Short exercise => Return every line below in which "microwave" appears.
▬▬▬▬▬▬▬▬▬▬
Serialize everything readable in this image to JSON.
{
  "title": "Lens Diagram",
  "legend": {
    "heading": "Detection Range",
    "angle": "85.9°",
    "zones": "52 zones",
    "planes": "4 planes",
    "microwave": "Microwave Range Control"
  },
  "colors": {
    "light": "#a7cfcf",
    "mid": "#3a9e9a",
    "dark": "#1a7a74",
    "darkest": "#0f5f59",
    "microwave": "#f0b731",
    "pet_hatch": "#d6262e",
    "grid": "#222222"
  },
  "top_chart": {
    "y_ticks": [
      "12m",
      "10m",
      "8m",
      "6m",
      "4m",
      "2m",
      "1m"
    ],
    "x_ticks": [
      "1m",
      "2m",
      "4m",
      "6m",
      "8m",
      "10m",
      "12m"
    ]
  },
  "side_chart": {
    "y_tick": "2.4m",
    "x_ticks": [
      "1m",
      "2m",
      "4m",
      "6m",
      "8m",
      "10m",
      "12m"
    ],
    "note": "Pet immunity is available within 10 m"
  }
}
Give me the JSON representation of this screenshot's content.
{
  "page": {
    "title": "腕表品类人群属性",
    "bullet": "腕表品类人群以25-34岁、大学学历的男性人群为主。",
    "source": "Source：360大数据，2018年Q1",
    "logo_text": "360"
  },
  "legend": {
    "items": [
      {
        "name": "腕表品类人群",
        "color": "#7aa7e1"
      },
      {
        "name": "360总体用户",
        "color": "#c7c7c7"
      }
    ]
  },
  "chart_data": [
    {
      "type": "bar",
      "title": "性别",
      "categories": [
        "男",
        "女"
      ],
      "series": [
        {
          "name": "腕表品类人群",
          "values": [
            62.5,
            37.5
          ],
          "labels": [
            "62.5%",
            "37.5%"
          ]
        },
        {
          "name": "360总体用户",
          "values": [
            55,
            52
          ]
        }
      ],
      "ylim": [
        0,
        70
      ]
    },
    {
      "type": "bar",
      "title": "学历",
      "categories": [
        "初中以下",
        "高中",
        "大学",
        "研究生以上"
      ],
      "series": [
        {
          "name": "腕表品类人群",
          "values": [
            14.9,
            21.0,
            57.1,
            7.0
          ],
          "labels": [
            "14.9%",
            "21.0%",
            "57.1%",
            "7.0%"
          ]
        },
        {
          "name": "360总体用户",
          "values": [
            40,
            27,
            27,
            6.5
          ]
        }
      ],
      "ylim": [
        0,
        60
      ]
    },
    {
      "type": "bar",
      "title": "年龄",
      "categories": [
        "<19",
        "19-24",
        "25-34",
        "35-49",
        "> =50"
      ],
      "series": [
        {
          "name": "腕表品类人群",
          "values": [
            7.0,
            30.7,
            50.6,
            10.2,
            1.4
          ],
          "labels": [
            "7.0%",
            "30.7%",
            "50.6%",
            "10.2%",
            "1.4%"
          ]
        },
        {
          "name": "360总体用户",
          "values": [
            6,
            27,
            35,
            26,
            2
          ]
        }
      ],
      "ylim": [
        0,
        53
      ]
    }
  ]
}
▬▬▬▬▬▬▬▬▬▬
Final answer =>
    "microwave": "Microwave Range Control"
    "microwave": "#f0b731",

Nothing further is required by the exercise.